Problems and tasks:
a: For the text about the Slow Movement and market research, decide whether each statement agrees with it: (i) GreenBook published the article on 30th March 2022; (ii) Christopher Martin is FlexMR's Chief Executive Officer; (iii) the Slow Movement has been applied only to technological innovation. Answer yes or no for each and quote the deciding words.
b: In the text about the Slow Movement and market research, what is the title of the GreenBook article?
c: Please carry the text about the Slow Movement and market research forward from its final sentence.

Text block:

= = =

On 30th March 2022, GreenBook published an article written by FlexMR’s Chief Marketing Officer, Christopher Martin. In this article entitled Does Market Research Need a Slow Revolution, Chris explores the concept of the dangers of quick agile research, the concept of the Slow Movement, and how this all translates to market research and insight generation.
The Slow Movement is a quasi-philosophical and counter-cultural belief system, and it has a range of tangible impact on human and commercial activities. It has been applied to a number of industries from technological innovation to parenthood, and sparks two very particular questions: can and should it be applied to market research?
Chris poses this question in his GreenBook article, by saying that “what will a deliberate rejection of speed achieve?”
While quick, agile research has its place in the market research experience, the insight industry’s intense focus on fast research has allowed dangerous habits and challenges to form. Would an industry-wide rejection of the pursuit for even quicker research experiences make way for more thoughtful research, filled with the technologies and methods gained by agile research but more deliberate insightful actions?

= = =

Information:

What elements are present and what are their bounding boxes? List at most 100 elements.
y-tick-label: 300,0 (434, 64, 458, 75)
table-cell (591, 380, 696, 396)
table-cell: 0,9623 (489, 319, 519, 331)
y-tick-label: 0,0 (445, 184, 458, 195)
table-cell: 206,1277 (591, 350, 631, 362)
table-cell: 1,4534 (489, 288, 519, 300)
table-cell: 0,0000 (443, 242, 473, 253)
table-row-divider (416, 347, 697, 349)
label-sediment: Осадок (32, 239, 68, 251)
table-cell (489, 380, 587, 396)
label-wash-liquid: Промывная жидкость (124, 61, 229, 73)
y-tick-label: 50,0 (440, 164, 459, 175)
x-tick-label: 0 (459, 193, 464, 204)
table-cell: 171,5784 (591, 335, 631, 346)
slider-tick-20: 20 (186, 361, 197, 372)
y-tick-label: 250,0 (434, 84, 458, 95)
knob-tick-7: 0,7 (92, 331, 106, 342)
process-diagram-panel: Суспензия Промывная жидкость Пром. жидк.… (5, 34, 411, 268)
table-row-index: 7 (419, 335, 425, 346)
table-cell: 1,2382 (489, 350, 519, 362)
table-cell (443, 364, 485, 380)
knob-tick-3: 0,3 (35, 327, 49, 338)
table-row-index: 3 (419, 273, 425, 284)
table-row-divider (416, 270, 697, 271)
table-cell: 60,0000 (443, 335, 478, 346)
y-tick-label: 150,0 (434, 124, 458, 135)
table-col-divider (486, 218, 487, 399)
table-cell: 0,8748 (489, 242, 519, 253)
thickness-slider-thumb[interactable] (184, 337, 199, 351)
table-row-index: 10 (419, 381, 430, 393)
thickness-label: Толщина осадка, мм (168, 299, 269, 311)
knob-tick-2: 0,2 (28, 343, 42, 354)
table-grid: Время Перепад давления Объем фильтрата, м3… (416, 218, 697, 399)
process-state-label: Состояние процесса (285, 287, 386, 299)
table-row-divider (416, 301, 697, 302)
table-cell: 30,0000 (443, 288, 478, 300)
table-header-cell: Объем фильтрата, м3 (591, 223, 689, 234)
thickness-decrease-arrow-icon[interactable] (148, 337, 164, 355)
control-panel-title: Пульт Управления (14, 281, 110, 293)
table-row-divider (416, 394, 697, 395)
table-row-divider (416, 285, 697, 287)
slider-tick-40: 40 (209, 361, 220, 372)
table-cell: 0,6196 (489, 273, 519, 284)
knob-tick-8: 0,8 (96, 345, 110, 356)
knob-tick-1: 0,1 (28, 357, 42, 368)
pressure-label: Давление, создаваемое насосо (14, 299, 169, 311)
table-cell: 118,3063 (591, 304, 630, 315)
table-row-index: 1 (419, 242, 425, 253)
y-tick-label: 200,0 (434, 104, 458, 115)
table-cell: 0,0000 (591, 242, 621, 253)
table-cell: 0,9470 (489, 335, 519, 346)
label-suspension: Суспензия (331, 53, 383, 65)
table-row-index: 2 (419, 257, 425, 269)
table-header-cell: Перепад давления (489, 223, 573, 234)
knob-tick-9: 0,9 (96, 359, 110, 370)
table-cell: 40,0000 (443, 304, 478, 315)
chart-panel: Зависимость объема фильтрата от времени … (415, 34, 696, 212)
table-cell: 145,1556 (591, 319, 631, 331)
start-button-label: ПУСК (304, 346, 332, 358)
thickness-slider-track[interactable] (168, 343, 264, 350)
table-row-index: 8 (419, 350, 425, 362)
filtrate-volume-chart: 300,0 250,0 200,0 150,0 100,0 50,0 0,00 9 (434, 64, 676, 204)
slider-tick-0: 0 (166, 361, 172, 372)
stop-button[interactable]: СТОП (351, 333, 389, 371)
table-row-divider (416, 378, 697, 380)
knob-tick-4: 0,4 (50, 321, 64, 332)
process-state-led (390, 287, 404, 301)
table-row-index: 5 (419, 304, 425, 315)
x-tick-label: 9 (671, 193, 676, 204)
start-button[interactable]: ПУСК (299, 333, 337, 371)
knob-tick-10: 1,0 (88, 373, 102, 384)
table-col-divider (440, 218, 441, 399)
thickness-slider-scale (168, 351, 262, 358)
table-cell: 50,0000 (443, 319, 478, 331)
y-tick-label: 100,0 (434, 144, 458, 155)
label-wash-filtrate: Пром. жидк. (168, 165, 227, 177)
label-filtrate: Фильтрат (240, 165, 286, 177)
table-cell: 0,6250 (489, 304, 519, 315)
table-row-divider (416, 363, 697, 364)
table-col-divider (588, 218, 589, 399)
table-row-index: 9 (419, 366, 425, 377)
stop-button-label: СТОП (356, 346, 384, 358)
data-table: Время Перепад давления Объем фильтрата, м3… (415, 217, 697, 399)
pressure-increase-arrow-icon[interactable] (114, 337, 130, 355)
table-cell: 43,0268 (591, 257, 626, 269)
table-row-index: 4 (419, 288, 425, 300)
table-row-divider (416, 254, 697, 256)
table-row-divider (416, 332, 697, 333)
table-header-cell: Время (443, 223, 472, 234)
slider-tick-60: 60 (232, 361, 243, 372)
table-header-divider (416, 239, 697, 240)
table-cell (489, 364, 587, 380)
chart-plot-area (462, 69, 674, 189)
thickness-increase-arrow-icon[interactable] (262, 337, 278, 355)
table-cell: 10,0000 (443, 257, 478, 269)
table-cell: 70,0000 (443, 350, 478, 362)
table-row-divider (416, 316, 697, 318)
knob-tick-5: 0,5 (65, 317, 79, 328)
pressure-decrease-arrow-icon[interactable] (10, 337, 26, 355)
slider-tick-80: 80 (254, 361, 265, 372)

= = =

Expected results:
a:
(i) Yes: "On 30th March 2022, GreenBook published an article"
(ii) No: "FlexMR’s Chief Marketing Officer, Christopher Martin"
(iii) No: "It has been applied to a number of industries from technological innovation to parenthood"

b: Does Market Research Need a Slow Revolution

c:
Chris explores the benefits of embedding the principles of the Slow Movement in market research strategies. The best explanation for Slow Marketing comes from Simple & Season’s Slow Marketing Manifesto:
“It’s about making a business based on genuine human connection, it’s about marketing ourselves and our business in a way that doesn’t feel like we’ve sold our souls, it’s about building trusted, long-lasting brands. It’s about being valuable, about using our knowledge and intuition, and about picking the most efficient ways to utilise our time so we can do some living too.”
There are several practical benefits that could emerge from embedding techniques from the Slow Movement into research designs, such as, reimagining the customer-centric cultures in businesses, developing key programmes without the influence of cultural contexts, and targeted research task design for better insight generation.
With insight experts operating in commercial environments for the most part, it’s impossible to reject the structure of performance and target achievement, however slower research can operate in that environment too.